### [DATA TO PROCESS]
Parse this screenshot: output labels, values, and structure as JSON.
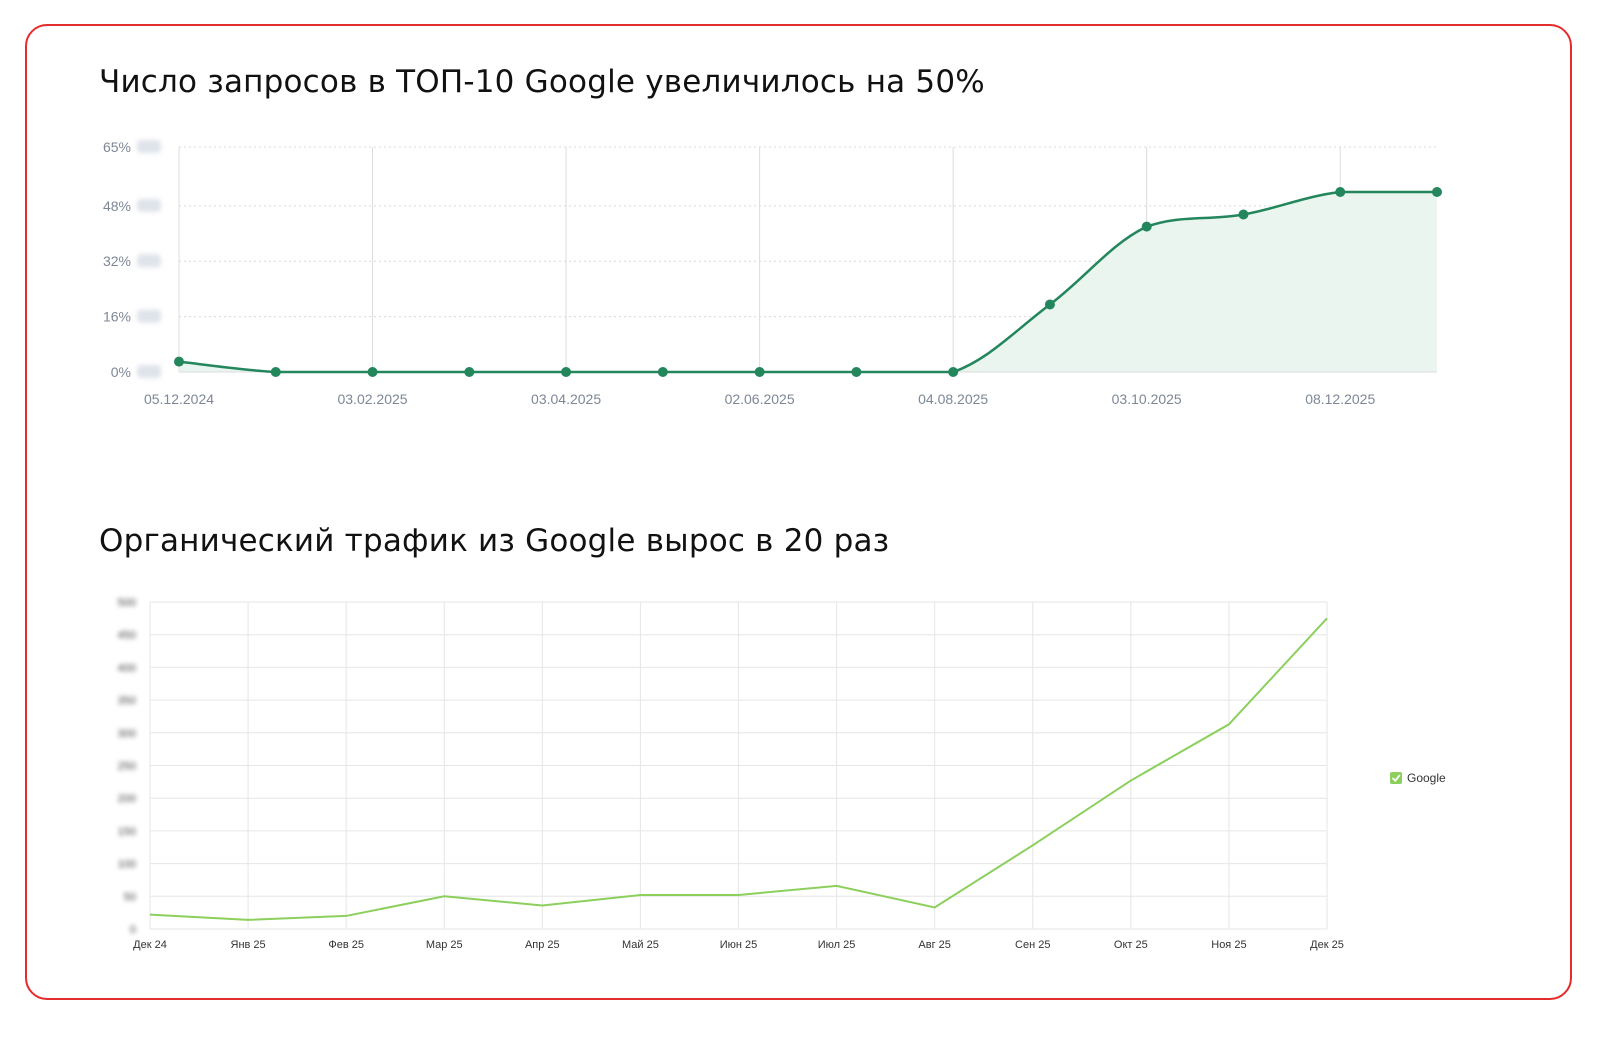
{
  "titles": {
    "chart1": "Число запросов в ТОП-10 Google увеличилось на 50%",
    "chart2": "Органический трафик из Google вырос в 20 раз"
  },
  "colors": {
    "border": "#e52c2c",
    "top10_line": "#23865d",
    "top10_fill": "#e9f5ee",
    "traffic_line": "#8bcf5c",
    "grid": "#e6e6e6"
  },
  "chart_data": [
    {
      "type": "area",
      "title": "Число запросов в ТОП-10 Google увеличилось на 50%",
      "x_ticks": [
        "05.12.2024",
        "03.02.2025",
        "03.04.2025",
        "02.06.2025",
        "04.08.2025",
        "03.10.2025",
        "08.12.2025"
      ],
      "y_ticks": [
        "0%",
        "16%",
        "32%",
        "48%",
        "65%"
      ],
      "ylim": [
        0,
        65
      ],
      "x": [
        "05.12.2024",
        "04.01.2025",
        "03.02.2025",
        "05.03.2025",
        "03.04.2025",
        "03.05.2025",
        "02.06.2025",
        "04.07.2025",
        "04.08.2025",
        "03.09.2025",
        "03.10.2025",
        "04.11.2025",
        "08.12.2025",
        "08.01.2026"
      ],
      "series": [
        {
          "values": [
            3,
            0,
            0,
            0,
            0,
            0,
            0,
            0,
            0,
            19.5,
            42,
            45.5,
            52,
            52
          ]
        }
      ],
      "grid": true
    },
    {
      "type": "line",
      "title": "Органический трафик из Google вырос в 20 раз",
      "categories": [
        "Дек 24",
        "Янв 25",
        "Фев 25",
        "Мар 25",
        "Апр 25",
        "Май 25",
        "Июн 25",
        "Июл 25",
        "Авг 25",
        "Сен 25",
        "Окт 25",
        "Ноя 25",
        "Дек 25"
      ],
      "y_ticks_blurred": [
        "0",
        "50",
        "100",
        "150",
        "200",
        "250",
        "300",
        "350",
        "400",
        "450",
        "500"
      ],
      "ylim": [
        0,
        500
      ],
      "series": [
        {
          "name": "Google",
          "values": [
            22,
            14,
            20,
            50,
            36,
            52,
            52,
            66,
            33,
            128,
            227,
            313,
            475
          ]
        }
      ],
      "legend": "right",
      "grid": true
    }
  ]
}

### [TO BE DONE]
Skip every picture and transcribe the data above exactly.

### [ANSWER]
Parse this screenshot: output labels, values, and structure as JSON.
{
  "titles": {
    "chart1": "Число запросов в ТОП-10 Google увеличилось на 50%",
    "chart2": "Органический трафик из Google вырос в 20 раз"
  },
  "colors": {
    "border": "#e52c2c",
    "top10_line": "#23865d",
    "top10_fill": "#e9f5ee",
    "traffic_line": "#8bcf5c",
    "grid": "#e6e6e6"
  },
  "chart_data": [
    {
      "type": "area",
      "title": "Число запросов в ТОП-10 Google увеличилось на 50%",
      "x_ticks": [
        "05.12.2024",
        "03.02.2025",
        "03.04.2025",
        "02.06.2025",
        "04.08.2025",
        "03.10.2025",
        "08.12.2025"
      ],
      "y_ticks": [
        "0%",
        "16%",
        "32%",
        "48%",
        "65%"
      ],
      "ylim": [
        0,
        65
      ],
      "x": [
        "05.12.2024",
        "04.01.2025",
        "03.02.2025",
        "05.03.2025",
        "03.04.2025",
        "03.05.2025",
        "02.06.2025",
        "04.07.2025",
        "04.08.2025",
        "03.09.2025",
        "03.10.2025",
        "04.11.2025",
        "08.12.2025",
        "08.01.2026"
      ],
      "series": [
        {
          "values": [
            3,
            0,
            0,
            0,
            0,
            0,
            0,
            0,
            0,
            19.5,
            42,
            45.5,
            52,
            52
          ]
        }
      ],
      "grid": true
    },
    {
      "type": "line",
      "title": "Органический трафик из Google вырос в 20 раз",
      "categories": [
        "Дек 24",
        "Янв 25",
        "Фев 25",
        "Мар 25",
        "Апр 25",
        "Май 25",
        "Июн 25",
        "Июл 25",
        "Авг 25",
        "Сен 25",
        "Окт 25",
        "Ноя 25",
        "Дек 25"
      ],
      "y_ticks_blurred": [
        "0",
        "50",
        "100",
        "150",
        "200",
        "250",
        "300",
        "350",
        "400",
        "450",
        "500"
      ],
      "ylim": [
        0,
        500
      ],
      "series": [
        {
          "name": "Google",
          "values": [
            22,
            14,
            20,
            50,
            36,
            52,
            52,
            66,
            33,
            128,
            227,
            313,
            475
          ]
        }
      ],
      "legend": "right",
      "grid": true
    }
  ]
}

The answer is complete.